>>>

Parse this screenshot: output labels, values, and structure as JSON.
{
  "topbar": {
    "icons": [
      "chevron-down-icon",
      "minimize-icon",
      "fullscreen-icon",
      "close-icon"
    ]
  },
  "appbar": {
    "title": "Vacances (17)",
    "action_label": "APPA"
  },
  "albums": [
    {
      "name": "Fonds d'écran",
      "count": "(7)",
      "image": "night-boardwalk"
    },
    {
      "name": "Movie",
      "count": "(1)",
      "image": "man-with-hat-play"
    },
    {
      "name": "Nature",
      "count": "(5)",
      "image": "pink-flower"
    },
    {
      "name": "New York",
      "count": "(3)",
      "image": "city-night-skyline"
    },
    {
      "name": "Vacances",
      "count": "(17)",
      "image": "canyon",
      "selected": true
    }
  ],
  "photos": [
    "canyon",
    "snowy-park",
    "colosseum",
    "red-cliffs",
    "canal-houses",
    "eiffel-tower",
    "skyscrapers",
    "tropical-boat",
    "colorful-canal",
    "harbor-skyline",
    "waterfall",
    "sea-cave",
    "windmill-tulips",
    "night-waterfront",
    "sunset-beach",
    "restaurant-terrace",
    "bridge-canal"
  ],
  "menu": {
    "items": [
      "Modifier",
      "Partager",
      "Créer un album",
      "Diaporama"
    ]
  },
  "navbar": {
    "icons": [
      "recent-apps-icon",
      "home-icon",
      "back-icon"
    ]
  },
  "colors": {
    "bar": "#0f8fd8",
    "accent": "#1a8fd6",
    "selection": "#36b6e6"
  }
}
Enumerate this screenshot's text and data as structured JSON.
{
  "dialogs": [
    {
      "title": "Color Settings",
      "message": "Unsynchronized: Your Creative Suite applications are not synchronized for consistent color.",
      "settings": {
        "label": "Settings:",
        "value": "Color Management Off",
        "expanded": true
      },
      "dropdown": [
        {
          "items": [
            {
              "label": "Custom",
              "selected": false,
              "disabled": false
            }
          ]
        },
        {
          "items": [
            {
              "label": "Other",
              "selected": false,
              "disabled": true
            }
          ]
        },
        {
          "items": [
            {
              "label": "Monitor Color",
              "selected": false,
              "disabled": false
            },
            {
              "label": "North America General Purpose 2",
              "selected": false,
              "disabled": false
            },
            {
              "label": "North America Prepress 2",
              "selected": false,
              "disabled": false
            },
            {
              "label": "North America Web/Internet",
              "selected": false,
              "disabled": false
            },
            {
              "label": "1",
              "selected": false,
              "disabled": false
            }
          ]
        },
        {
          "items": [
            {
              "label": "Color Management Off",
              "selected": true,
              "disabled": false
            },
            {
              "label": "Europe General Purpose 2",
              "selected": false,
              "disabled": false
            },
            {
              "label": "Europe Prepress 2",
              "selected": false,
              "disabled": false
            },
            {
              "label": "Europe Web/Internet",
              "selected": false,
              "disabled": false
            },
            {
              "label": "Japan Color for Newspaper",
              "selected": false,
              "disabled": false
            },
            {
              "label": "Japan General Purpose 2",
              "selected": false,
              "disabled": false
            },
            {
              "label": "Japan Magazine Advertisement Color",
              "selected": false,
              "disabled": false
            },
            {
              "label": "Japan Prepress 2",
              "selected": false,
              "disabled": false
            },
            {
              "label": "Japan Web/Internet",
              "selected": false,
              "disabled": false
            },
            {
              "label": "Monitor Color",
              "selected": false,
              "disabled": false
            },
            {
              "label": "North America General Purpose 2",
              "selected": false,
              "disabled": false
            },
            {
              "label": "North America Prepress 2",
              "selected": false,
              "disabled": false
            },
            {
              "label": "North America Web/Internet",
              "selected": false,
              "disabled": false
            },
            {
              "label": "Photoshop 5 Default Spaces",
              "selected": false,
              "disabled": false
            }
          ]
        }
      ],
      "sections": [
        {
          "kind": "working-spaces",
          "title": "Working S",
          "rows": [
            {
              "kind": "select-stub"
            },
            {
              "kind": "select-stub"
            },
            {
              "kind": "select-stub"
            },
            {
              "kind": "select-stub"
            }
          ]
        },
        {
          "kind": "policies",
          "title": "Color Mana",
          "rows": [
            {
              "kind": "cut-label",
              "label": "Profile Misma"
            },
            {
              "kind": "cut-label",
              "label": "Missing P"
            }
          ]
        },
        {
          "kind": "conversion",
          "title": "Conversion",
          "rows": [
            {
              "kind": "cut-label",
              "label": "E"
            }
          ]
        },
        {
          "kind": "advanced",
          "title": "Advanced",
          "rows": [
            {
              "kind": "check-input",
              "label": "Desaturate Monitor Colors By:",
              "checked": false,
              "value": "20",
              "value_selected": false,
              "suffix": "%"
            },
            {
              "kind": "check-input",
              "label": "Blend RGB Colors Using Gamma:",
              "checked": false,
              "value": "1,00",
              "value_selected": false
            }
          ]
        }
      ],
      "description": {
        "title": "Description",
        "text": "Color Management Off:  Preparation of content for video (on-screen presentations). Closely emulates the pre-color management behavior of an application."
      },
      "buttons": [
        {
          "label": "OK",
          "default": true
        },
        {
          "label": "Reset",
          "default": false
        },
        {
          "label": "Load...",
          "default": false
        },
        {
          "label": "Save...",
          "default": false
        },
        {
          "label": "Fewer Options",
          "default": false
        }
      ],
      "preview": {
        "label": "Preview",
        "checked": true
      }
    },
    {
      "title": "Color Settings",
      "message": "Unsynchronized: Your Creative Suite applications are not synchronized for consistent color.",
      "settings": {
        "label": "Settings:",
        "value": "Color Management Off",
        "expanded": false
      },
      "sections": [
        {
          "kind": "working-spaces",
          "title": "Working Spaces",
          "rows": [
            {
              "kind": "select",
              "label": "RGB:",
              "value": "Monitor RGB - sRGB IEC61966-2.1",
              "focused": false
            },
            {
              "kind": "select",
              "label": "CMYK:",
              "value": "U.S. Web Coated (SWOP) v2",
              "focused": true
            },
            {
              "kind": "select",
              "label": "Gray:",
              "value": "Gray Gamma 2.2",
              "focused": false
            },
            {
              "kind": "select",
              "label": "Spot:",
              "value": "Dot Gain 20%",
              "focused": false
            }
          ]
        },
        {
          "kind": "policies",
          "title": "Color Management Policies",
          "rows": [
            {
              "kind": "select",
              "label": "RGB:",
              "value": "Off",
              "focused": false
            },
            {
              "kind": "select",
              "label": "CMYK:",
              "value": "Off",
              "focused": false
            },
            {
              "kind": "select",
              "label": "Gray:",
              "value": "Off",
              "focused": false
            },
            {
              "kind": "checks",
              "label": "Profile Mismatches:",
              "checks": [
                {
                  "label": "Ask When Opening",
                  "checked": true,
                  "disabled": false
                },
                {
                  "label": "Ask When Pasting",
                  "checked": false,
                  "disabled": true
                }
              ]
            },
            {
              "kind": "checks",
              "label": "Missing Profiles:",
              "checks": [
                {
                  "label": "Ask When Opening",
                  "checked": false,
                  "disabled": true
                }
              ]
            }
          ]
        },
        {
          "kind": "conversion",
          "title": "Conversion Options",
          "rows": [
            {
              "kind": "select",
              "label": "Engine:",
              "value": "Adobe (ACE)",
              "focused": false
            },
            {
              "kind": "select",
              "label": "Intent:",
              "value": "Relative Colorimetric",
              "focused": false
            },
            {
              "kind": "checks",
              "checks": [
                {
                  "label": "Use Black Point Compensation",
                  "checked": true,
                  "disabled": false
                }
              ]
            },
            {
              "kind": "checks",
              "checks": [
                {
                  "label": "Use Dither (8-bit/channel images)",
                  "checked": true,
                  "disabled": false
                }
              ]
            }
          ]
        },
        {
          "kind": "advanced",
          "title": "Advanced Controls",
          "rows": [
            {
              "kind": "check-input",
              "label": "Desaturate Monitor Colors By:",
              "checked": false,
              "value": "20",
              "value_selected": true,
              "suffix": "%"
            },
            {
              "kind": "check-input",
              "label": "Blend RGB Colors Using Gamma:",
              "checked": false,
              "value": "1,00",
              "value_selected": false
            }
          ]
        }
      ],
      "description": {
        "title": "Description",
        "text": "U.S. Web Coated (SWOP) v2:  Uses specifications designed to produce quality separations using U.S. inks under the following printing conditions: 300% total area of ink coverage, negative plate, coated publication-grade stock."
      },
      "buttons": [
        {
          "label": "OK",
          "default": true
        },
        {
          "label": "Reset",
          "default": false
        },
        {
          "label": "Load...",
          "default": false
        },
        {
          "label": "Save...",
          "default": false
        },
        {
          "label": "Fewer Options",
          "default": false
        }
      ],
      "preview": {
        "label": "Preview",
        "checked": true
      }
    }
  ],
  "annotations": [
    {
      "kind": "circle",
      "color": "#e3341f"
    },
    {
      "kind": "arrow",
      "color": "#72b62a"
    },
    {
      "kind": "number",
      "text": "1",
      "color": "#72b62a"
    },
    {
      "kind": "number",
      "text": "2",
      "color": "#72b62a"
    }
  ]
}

<<<

▸ **Given problem**:
Copy each line that contains the word "canal".

▸ **Expected answer**:
    "canal-houses",
    "colorful-canal",
    "bridge-canal"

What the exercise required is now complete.